The data:
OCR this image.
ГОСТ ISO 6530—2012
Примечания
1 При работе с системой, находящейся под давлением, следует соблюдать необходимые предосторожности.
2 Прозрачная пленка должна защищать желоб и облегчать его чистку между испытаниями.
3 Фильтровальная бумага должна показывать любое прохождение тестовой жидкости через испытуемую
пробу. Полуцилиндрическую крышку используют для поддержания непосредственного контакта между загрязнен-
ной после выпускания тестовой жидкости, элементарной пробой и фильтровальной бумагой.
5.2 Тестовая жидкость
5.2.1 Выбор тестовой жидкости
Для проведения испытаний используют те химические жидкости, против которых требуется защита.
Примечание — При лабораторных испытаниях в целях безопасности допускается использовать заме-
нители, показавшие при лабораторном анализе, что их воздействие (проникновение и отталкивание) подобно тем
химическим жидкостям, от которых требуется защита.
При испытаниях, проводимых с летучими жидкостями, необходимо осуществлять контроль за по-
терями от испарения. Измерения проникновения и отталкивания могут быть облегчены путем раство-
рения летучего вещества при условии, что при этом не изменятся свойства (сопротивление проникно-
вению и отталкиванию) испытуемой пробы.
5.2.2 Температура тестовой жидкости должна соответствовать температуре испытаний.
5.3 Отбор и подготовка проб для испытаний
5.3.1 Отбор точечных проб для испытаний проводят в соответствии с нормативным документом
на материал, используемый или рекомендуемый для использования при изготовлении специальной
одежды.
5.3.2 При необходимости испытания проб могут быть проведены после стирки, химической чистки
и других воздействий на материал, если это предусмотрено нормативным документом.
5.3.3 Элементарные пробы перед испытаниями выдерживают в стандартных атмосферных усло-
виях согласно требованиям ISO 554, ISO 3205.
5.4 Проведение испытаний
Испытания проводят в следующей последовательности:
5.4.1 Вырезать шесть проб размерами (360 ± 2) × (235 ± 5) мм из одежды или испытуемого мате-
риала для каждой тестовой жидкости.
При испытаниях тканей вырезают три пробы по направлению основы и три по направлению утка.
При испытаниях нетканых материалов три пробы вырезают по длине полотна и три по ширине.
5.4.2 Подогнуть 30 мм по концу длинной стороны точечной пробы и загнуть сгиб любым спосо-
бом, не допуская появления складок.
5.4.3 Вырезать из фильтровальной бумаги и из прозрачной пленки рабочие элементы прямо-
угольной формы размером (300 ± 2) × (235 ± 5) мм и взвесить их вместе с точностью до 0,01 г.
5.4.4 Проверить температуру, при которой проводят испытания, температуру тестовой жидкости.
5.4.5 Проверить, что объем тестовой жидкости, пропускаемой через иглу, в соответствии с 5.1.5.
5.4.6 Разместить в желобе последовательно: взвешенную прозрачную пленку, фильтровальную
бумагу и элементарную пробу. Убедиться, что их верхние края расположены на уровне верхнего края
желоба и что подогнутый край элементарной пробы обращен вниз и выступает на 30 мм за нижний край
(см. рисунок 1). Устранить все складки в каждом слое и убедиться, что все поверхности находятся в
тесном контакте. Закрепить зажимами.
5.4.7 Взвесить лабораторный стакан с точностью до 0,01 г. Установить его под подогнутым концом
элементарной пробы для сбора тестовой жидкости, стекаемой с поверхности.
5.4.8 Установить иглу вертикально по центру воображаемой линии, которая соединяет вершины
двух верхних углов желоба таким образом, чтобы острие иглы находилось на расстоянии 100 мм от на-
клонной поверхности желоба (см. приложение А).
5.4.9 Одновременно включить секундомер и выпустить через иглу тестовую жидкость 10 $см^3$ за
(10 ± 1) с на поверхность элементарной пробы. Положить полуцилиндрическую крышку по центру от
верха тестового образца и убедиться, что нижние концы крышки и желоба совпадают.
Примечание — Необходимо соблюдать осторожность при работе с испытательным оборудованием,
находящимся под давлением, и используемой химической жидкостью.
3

What is required: Identify the lines of the data that contain the word "используют". Copy each of them.

Solution for this task:
пробу. Полуцилиндрическую крышку используют для поддержания непосредственного контакта между загрязнен-
Для проведения испытаний используют те химические жидкости, против которых требуется защита.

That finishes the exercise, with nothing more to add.